■ GIVEN TASK:
Format the lines below, starting at the line containing "478, 996, 498]" and ending at the line containing "b-button-icon[interactable]: B bbox=[942, 739, 962, 759]", as a JSON list of strings with one string per line and blank lines omitted.

----

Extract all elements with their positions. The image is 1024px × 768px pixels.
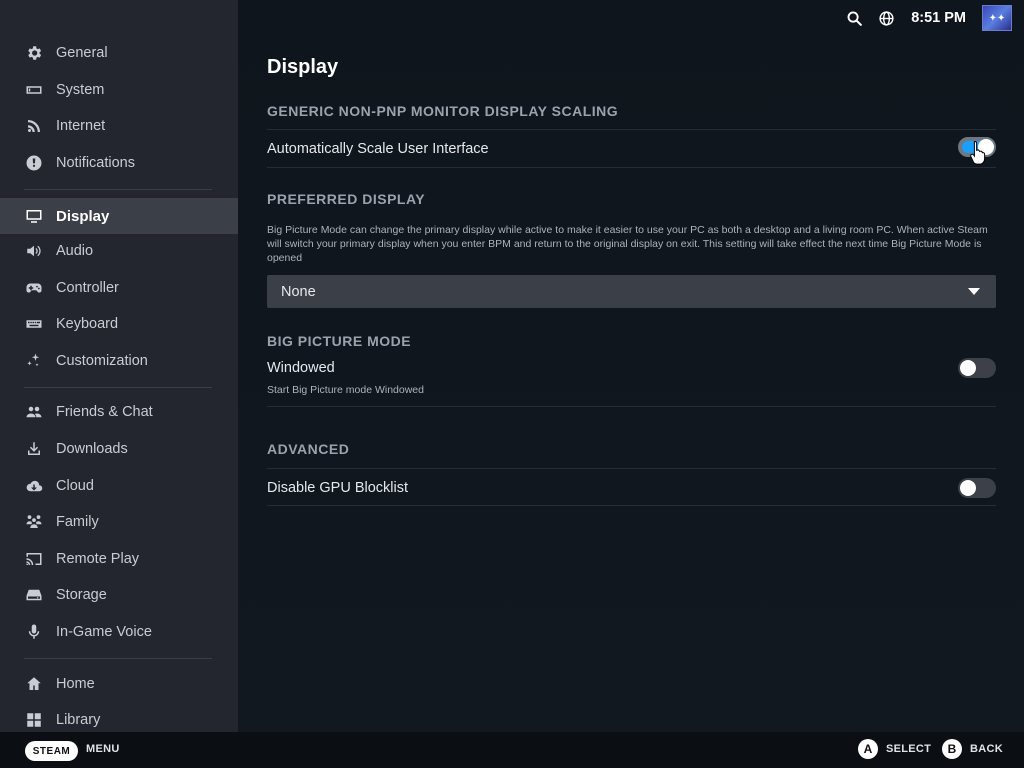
disable-gpu-blocklist-toggle[interactable] bbox=[958, 478, 996, 498]
friends-icon bbox=[24, 402, 44, 422]
avatar[interactable]: ✦✦ bbox=[982, 5, 1012, 31]
section-title-scaling: GENERIC NON-PNP MONITOR DISPLAY SCALING bbox=[267, 103, 619, 119]
sidebar-item-label: Remote Play bbox=[56, 551, 140, 567]
b-button-icon[interactable]: B bbox=[942, 739, 962, 759]
grid-icon bbox=[24, 710, 44, 730]
display-settings-panel: Display GENERIC NON-PNP MONITOR DISPLAY … bbox=[238, 0, 1024, 732]
sidebar-item-controller[interactable]: Controller bbox=[0, 270, 238, 306]
page-title: Display bbox=[267, 56, 339, 78]
sidebar-item-label: Notifications bbox=[56, 155, 135, 171]
section-title-advanced: ADVANCED bbox=[267, 441, 350, 457]
system-icon bbox=[24, 80, 44, 100]
sidebar-item-remote-play[interactable]: Remote Play bbox=[0, 541, 238, 577]
menu-label: MENU bbox=[86, 743, 120, 755]
section-title-preferred-display: PREFERRED DISPLAY bbox=[267, 191, 426, 207]
sidebar-item-audio[interactable]: Audio bbox=[0, 233, 238, 269]
microphone-icon bbox=[24, 622, 44, 642]
sidebar-item-label: Keyboard bbox=[56, 316, 119, 332]
row-divider bbox=[267, 167, 996, 168]
sidebar-item-label: Customization bbox=[56, 353, 148, 369]
sidebar-item-label: In-Game Voice bbox=[56, 624, 152, 640]
sidebar-item-label: General bbox=[56, 45, 108, 61]
sidebar-item-label: System bbox=[56, 82, 105, 98]
home-icon bbox=[24, 674, 44, 694]
family-icon bbox=[24, 512, 44, 532]
sparkle-icon bbox=[24, 351, 44, 371]
section-title-big-picture-mode: BIG PICTURE MODE bbox=[267, 333, 412, 349]
hand-cursor-icon bbox=[970, 140, 986, 165]
sidebar-item-keyboard[interactable]: Keyboard bbox=[0, 306, 238, 342]
sidebar-item-label: Downloads bbox=[56, 441, 128, 457]
disable-gpu-blocklist-label: Disable GPU Blocklist bbox=[267, 480, 409, 496]
sidebar-item-label: Cloud bbox=[56, 478, 94, 494]
sidebar-item-system[interactable]: System bbox=[0, 72, 238, 108]
wifi-icon bbox=[24, 116, 44, 136]
sidebar-item-label: Storage bbox=[56, 587, 107, 603]
cloud-icon bbox=[24, 476, 44, 496]
speaker-icon bbox=[24, 241, 44, 261]
caret-down-icon bbox=[968, 288, 980, 295]
sidebar-item-friends-chat[interactable]: Friends & Chat bbox=[0, 394, 238, 430]
keyboard-icon bbox=[24, 314, 44, 334]
toggle-knob bbox=[960, 480, 976, 496]
steam-button[interactable]: STEAM bbox=[25, 741, 78, 761]
sidebar-item-storage[interactable]: Storage bbox=[0, 577, 238, 613]
sidebar-item-label: Internet bbox=[56, 118, 106, 134]
windowed-toggle[interactable] bbox=[958, 358, 996, 378]
row-divider bbox=[267, 505, 996, 506]
sidebar-divider bbox=[24, 387, 212, 388]
preferred-display-description: Big Picture Mode can change the primary … bbox=[267, 224, 988, 264]
row-divider bbox=[267, 406, 996, 407]
sidebar-item-cloud[interactable]: Cloud bbox=[0, 468, 238, 504]
sidebar-item-family[interactable]: Family bbox=[0, 504, 238, 540]
windowed-label: Windowed bbox=[267, 360, 335, 376]
footer-bar: STEAM MENU A SELECT B BACK bbox=[0, 732, 1024, 768]
sidebar-item-label: Friends & Chat bbox=[56, 404, 153, 420]
select-label: SELECT bbox=[886, 743, 932, 755]
dropdown-selected-value: None bbox=[281, 283, 316, 300]
sidebar-divider bbox=[24, 189, 212, 190]
gear-icon bbox=[24, 43, 44, 63]
preferred-display-dropdown[interactable]: None bbox=[267, 275, 996, 308]
search-icon[interactable] bbox=[845, 9, 863, 27]
sidebar-divider bbox=[24, 658, 212, 659]
windowed-description: Start Big Picture mode Windowed bbox=[267, 384, 424, 396]
sidebar-item-label: Audio bbox=[56, 243, 94, 259]
clock-time: 8:51 PM bbox=[911, 10, 966, 26]
top-status-bar: 8:51 PM ✦✦ bbox=[831, 5, 1012, 31]
download-icon bbox=[24, 439, 44, 459]
sidebar-item-general[interactable]: General bbox=[0, 35, 238, 71]
row-divider bbox=[267, 468, 996, 469]
storage-icon bbox=[24, 585, 44, 605]
auto-scale-label: Automatically Scale User Interface bbox=[267, 141, 489, 157]
sidebar-item-label: Home bbox=[56, 676, 95, 692]
gamepad-icon bbox=[24, 278, 44, 298]
toggle-knob bbox=[960, 360, 976, 376]
alert-icon bbox=[24, 153, 44, 173]
sidebar-item-downloads[interactable]: Downloads bbox=[0, 431, 238, 467]
a-button-icon[interactable]: A bbox=[858, 739, 878, 759]
settings-sidebar: General System Internet Notifications Di… bbox=[0, 0, 238, 732]
sidebar-item-label: Display bbox=[56, 207, 110, 225]
sidebar-item-label: Controller bbox=[56, 280, 119, 296]
sidebar-item-label: Family bbox=[56, 514, 99, 530]
monitor-icon bbox=[24, 206, 44, 226]
avatar-label: ✦✦ bbox=[988, 12, 1006, 24]
globe-icon[interactable] bbox=[877, 9, 895, 27]
cast-icon bbox=[24, 549, 44, 569]
back-label: BACK bbox=[970, 743, 1003, 755]
sidebar-item-display[interactable]: Display bbox=[0, 198, 238, 234]
row-divider bbox=[267, 129, 996, 130]
sidebar-item-label: Library bbox=[56, 712, 101, 728]
sidebar-item-customization[interactable]: Customization bbox=[0, 343, 238, 379]
sidebar-item-internet[interactable]: Internet bbox=[0, 108, 238, 144]
sidebar-item-in-game-voice[interactable]: In-Game Voice bbox=[0, 614, 238, 650]
sidebar-item-notifications[interactable]: Notifications bbox=[0, 145, 238, 181]
sidebar-item-home[interactable]: Home bbox=[0, 666, 238, 702]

----

■ SOLUTION:
[
  "disable-gpu-blocklist-toggle[interactable] bbox=[958, 478, 996, 498]",
  "friends-icon bbox=[24, 402, 44, 422]",
  "avatar[interactable]: ✦✦ bbox=[982, 5, 1012, 31]",
  "section-title-scaling: GENERIC NON-PNP MONITOR DISPLAY SCALING bbox=[267, 103, 619, 119]",
  "sidebar-item-label: Remote Play bbox=[56, 551, 140, 567]",
  "b-button-icon[interactable]: B bbox=[942, 739, 962, 759]"
]